— BEGIN RECORDED DATA —

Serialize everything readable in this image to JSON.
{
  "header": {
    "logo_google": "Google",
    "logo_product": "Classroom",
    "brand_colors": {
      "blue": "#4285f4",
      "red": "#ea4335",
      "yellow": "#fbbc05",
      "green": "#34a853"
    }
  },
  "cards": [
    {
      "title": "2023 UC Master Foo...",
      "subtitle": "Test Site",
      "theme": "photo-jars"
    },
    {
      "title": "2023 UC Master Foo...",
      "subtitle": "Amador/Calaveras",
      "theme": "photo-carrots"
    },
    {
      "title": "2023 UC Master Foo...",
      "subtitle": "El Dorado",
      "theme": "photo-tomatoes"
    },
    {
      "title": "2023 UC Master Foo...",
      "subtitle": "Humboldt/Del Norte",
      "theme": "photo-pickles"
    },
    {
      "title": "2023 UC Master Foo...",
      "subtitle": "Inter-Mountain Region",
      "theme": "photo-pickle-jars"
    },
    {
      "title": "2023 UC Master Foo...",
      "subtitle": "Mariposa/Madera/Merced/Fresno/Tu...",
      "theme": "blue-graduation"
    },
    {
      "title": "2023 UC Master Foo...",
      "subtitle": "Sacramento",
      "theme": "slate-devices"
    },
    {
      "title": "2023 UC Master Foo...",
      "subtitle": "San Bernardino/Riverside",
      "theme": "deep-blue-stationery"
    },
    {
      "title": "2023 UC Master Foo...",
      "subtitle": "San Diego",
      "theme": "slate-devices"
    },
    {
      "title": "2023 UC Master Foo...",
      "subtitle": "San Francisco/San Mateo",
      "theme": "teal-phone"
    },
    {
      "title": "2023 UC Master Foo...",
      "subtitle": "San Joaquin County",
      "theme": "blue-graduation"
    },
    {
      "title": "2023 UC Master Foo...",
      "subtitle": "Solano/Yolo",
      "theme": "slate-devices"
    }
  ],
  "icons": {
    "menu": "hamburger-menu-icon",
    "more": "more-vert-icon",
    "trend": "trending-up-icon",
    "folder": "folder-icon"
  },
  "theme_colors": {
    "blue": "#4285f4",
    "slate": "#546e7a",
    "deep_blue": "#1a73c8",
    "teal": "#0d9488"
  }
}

— END RECORDED DATA —

STATED TASK:
Retype all of the material above with every character intact.

EXPECTED OUTPUT:
Serialize everything readable in this image to JSON.
{
  "header": {
    "logo_google": "Google",
    "logo_product": "Classroom",
    "brand_colors": {
      "blue": "#4285f4",
      "red": "#ea4335",
      "yellow": "#fbbc05",
      "green": "#34a853"
    }
  },
  "cards": [
    {
      "title": "2023 UC Master Foo...",
      "subtitle": "Test Site",
      "theme": "photo-jars"
    },
    {
      "title": "2023 UC Master Foo...",
      "subtitle": "Amador/Calaveras",
      "theme": "photo-carrots"
    },
    {
      "title": "2023 UC Master Foo...",
      "subtitle": "El Dorado",
      "theme": "photo-tomatoes"
    },
    {
      "title": "2023 UC Master Foo...",
      "subtitle": "Humboldt/Del Norte",
      "theme": "photo-pickles"
    },
    {
      "title": "2023 UC Master Foo...",
      "subtitle": "Inter-Mountain Region",
      "theme": "photo-pickle-jars"
    },
    {
      "title": "2023 UC Master Foo...",
      "subtitle": "Mariposa/Madera/Merced/Fresno/Tu...",
      "theme": "blue-graduation"
    },
    {
      "title": "2023 UC Master Foo...",
      "subtitle": "Sacramento",
      "theme": "slate-devices"
    },
    {
      "title": "2023 UC Master Foo...",
      "subtitle": "San Bernardino/Riverside",
      "theme": "deep-blue-stationery"
    },
    {
      "title": "2023 UC Master Foo...",
      "subtitle": "San Diego",
      "theme": "slate-devices"
    },
    {
      "title": "2023 UC Master Foo...",
      "subtitle": "San Francisco/San Mateo",
      "theme": "teal-phone"
    },
    {
      "title": "2023 UC Master Foo...",
      "subtitle": "San Joaquin County",
      "theme": "blue-graduation"
    },
    {
      "title": "2023 UC Master Foo...",
      "subtitle": "Solano/Yolo",
      "theme": "slate-devices"
    }
  ],
  "icons": {
    "menu": "hamburger-menu-icon",
    "more": "more-vert-icon",
    "trend": "trending-up-icon",
    "folder": "folder-icon"
  },
  "theme_colors": {
    "blue": "#4285f4",
    "slate": "#546e7a",
    "deep_blue": "#1a73c8",
    "teal": "#0d9488"
  }
}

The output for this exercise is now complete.